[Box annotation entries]
--- start ---

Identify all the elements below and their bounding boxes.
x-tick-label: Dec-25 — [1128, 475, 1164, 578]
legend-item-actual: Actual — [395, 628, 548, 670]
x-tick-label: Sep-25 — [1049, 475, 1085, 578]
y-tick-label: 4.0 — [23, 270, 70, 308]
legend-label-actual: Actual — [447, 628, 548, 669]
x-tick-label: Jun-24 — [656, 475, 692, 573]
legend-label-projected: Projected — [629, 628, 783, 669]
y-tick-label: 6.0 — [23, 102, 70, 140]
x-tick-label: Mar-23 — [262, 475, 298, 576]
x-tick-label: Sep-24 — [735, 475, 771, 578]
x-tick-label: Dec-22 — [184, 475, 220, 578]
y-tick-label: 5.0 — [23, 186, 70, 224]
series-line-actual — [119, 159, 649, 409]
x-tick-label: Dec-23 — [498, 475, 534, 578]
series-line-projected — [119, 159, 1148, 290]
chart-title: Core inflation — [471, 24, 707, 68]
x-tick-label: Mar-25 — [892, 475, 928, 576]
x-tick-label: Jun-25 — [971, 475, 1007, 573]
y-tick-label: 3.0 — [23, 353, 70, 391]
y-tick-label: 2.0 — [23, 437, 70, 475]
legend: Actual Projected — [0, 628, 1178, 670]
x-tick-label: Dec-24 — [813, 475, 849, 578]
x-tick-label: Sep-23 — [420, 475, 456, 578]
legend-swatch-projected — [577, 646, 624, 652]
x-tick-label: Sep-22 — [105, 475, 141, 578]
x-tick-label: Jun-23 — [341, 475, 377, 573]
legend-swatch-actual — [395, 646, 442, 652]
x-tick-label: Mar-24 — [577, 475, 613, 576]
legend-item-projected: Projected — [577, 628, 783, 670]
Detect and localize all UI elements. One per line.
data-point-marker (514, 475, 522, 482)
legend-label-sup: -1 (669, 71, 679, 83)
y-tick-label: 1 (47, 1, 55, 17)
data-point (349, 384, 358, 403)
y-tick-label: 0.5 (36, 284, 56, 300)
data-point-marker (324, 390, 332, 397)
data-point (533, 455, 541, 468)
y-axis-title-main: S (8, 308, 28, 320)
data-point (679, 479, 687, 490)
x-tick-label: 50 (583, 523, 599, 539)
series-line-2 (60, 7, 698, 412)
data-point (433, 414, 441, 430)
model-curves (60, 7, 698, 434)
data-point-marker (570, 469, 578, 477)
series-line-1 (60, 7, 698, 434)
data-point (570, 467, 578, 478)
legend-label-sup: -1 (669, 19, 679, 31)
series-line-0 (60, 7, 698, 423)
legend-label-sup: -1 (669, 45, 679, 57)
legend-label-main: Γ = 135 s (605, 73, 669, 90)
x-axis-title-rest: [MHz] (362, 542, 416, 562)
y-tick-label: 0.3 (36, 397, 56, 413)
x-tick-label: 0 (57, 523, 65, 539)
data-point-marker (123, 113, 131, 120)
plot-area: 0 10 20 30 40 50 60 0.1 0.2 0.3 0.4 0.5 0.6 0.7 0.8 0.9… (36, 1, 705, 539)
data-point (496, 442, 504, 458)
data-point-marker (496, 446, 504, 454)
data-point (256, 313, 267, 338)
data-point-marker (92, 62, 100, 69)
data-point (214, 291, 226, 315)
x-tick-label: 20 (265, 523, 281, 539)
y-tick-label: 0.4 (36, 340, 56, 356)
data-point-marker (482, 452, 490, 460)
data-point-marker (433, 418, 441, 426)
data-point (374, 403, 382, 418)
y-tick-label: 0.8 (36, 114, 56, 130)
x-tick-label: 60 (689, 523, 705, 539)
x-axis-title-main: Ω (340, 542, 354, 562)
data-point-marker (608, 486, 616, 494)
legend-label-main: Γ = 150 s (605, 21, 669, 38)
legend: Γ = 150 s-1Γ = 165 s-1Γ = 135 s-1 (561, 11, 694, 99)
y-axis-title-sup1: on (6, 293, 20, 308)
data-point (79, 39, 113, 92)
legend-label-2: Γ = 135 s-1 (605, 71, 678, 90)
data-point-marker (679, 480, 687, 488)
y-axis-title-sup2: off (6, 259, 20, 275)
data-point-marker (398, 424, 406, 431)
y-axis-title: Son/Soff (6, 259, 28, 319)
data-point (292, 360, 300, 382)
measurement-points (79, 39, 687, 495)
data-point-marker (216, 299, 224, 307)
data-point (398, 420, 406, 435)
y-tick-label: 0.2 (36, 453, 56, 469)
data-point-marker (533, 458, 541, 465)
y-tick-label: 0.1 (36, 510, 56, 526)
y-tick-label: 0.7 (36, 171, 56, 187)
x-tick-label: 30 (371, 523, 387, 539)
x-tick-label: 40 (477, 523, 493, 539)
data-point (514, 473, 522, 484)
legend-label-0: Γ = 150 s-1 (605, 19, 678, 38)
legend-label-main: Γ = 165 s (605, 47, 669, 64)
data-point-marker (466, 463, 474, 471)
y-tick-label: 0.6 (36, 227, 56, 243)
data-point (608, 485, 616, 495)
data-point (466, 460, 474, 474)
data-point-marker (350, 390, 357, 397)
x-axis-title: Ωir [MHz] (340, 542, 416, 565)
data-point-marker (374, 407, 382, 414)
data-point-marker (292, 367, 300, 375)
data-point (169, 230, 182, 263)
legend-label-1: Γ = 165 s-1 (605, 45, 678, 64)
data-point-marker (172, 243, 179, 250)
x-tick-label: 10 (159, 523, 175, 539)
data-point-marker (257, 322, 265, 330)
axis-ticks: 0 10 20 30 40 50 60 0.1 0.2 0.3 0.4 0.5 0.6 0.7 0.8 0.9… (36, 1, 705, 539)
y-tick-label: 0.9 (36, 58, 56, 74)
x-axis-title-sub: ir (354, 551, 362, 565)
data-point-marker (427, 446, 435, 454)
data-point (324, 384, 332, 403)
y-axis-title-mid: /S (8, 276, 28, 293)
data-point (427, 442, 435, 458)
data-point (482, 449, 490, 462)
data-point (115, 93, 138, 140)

--- end ---

## Your instructions
Copy the entries from the first line through the line containing "x-tick-label: Sep-24 — [735, 475, 771, 578]", substituting "x-axis-tick" for every "x-tick-label" and leaving all else unchanged.

## Response to this exercise
Identify all the elements below and their bounding boxes.
x-axis-tick: Dec-25 — [1128, 475, 1164, 578]
legend-item-actual: Actual — [395, 628, 548, 670]
x-axis-tick: Sep-25 — [1049, 475, 1085, 578]
y-tick-label: 4.0 — [23, 270, 70, 308]
legend-label-actual: Actual — [447, 628, 548, 669]
x-axis-tick: Jun-24 — [656, 475, 692, 573]
legend-label-projected: Projected — [629, 628, 783, 669]
y-tick-label: 6.0 — [23, 102, 70, 140]
x-axis-tick: Mar-23 — [262, 475, 298, 576]
x-axis-tick: Sep-24 — [735, 475, 771, 578]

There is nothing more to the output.